Can all of these lines be returned exactly?

Entries with figure data:

####################

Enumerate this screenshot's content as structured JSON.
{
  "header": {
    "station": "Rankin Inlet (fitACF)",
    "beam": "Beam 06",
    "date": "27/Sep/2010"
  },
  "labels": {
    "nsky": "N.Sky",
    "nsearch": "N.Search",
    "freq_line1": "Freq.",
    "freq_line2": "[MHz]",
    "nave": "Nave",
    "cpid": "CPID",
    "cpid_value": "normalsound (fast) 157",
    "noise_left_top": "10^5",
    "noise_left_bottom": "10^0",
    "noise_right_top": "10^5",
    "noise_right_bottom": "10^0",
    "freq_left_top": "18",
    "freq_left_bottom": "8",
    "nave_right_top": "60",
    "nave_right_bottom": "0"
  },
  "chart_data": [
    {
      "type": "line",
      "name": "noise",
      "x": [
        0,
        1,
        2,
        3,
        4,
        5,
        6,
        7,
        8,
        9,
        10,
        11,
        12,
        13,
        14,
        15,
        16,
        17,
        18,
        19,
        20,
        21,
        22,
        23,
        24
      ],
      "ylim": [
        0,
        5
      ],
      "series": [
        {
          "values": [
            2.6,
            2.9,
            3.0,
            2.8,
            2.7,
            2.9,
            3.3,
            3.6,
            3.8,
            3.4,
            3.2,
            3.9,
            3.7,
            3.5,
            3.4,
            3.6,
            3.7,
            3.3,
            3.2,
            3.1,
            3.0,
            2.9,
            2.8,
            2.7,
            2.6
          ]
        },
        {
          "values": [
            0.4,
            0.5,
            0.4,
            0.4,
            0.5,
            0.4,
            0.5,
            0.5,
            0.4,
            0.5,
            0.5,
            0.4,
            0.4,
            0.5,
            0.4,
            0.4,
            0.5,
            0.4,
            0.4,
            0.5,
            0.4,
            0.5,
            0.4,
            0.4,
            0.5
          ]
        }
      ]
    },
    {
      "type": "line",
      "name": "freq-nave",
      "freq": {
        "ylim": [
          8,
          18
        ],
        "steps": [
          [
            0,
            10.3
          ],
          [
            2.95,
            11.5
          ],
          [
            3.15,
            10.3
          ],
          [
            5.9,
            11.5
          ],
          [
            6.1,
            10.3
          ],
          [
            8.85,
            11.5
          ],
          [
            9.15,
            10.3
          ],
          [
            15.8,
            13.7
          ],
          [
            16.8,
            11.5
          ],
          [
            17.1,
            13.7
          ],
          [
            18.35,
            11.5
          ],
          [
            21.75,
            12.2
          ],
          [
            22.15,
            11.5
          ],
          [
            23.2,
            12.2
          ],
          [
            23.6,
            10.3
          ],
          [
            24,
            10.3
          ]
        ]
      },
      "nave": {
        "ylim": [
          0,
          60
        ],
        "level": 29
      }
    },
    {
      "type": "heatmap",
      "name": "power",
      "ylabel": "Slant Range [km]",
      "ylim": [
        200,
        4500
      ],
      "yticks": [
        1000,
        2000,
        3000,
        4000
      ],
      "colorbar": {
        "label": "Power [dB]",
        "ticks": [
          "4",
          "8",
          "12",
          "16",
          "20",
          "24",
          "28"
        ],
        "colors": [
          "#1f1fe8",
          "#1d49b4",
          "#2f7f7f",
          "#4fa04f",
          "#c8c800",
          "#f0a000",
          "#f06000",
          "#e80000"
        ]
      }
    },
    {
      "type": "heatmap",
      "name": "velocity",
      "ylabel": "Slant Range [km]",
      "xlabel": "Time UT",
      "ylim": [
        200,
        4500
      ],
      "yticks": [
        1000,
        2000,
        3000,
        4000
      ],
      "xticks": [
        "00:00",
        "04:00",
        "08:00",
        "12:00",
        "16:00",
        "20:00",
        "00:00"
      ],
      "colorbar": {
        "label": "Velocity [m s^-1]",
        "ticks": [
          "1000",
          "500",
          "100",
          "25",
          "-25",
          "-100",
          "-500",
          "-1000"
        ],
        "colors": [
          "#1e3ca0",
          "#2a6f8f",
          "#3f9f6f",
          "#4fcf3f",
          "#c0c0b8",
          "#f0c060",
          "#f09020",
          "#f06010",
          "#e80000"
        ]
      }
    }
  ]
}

####################

**Written answer**
Enumerate this screenshot's content as structured JSON.
{
  "header": {
    "station": "Rankin Inlet (fitACF)",
    "beam": "Beam 06",
    "date": "27/Sep/2010"
  },
  "labels": {
    "nsky": "N.Sky",
    "nsearch": "N.Search",
    "freq_line1": "Freq.",
    "freq_line2": "[MHz]",
    "nave": "Nave",
    "cpid": "CPID",
    "cpid_value": "normalsound (fast) 157",
    "noise_left_top": "10^5",
    "noise_left_bottom": "10^0",
    "noise_right_top": "10^5",
    "noise_right_bottom": "10^0",
    "freq_left_top": "18",
    "freq_left_bottom": "8",
    "nave_right_top": "60",
    "nave_right_bottom": "0"
  },
  "chart_data": [
    {
      "type": "line",
      "name": "noise",
      "x": [
        0,
        1,
        2,
        3,
        4,
        5,
        6,
        7,
        8,
        9,
        10,
        11,
        12,
        13,
        14,
        15,
        16,
        17,
        18,
        19,
        20,
        21,
        22,
        23,
        24
      ],
      "ylim": [
        0,
        5
      ],
      "series": [
        {
          "values": [
            2.6,
            2.9,
            3.0,
            2.8,
            2.7,
            2.9,
            3.3,
            3.6,
            3.8,
            3.4,
            3.2,
            3.9,
            3.7,
            3.5,
            3.4,
            3.6,
            3.7,
            3.3,
            3.2,
            3.1,
            3.0,
            2.9,
            2.8,
            2.7,
            2.6
          ]
        },
        {
          "values": [
            0.4,
            0.5,
            0.4,
            0.4,
            0.5,
            0.4,
            0.5,
            0.5,
            0.4,
            0.5,
            0.5,
            0.4,
            0.4,
            0.5,
            0.4,
            0.4,
            0.5,
            0.4,
            0.4,
            0.5,
            0.4,
            0.5,
            0.4,
            0.4,
            0.5
          ]
        }
      ]
    },
    {
      "type": "line",
      "name": "freq-nave",
      "freq": {
        "ylim": [
          8,
          18
        ],
        "steps": [
          [
            0,
            10.3
          ],
          [
            2.95,
            11.5
          ],
          [
            3.15,
            10.3
          ],
          [
            5.9,
            11.5
          ],
          [
            6.1,
            10.3
          ],
          [
            8.85,
            11.5
          ],
          [
            9.15,
            10.3
          ],
          [
            15.8,
            13.7
          ],
          [
            16.8,
            11.5
          ],
          [
            17.1,
            13.7
          ],
          [
            18.35,
            11.5
          ],
          [
            21.75,
            12.2
          ],
          [
            22.15,
            11.5
          ],
          [
            23.2,
            12.2
          ],
          [
            23.6,
            10.3
          ],
          [
            24,
            10.3
          ]
        ]
      },
      "nave": {
        "ylim": [
          0,
          60
        ],
        "level": 29
      }
    },
    {
      "type": "heatmap",
      "name": "power",
      "ylabel": "Slant Range [km]",
      "ylim": [
        200,
        4500
      ],
      "yticks": [
        1000,
        2000,
        3000,
        4000
      ],
      "colorbar": {
        "label": "Power [dB]",
        "ticks": [
          "4",
          "8",
          "12",
          "16",
          "20",
          "24",
          "28"
        ],
        "colors": [
          "#1f1fe8",
          "#1d49b4",
          "#2f7f7f",
          "#4fa04f",
          "#c8c800",
          "#f0a000",
          "#f06000",
          "#e80000"
        ]
      }
    },
    {
      "type": "heatmap",
      "name": "velocity",
      "ylabel": "Slant Range [km]",
      "xlabel": "Time UT",
      "ylim": [
        200,
        4500
      ],
      "yticks": [
        1000,
        2000,
        3000,
        4000
      ],
      "xticks": [
        "00:00",
        "04:00",
        "08:00",
        "12:00",
        "16:00",
        "20:00",
        "00:00"
      ],
      "colorbar": {
        "label": "Velocity [m s^-1]",
        "ticks": [
          "1000",
          "500",
          "100",
          "25",
          "-25",
          "-100",
          "-500",
          "-1000"
        ],
        "colors": [
          "#1e3ca0",
          "#2a6f8f",
          "#3f9f6f",
          "#4fcf3f",
          "#c0c0b8",
          "#f0c060",
          "#f09020",
          "#f06010",
          "#e80000"
        ]
      }
    }
  ]
}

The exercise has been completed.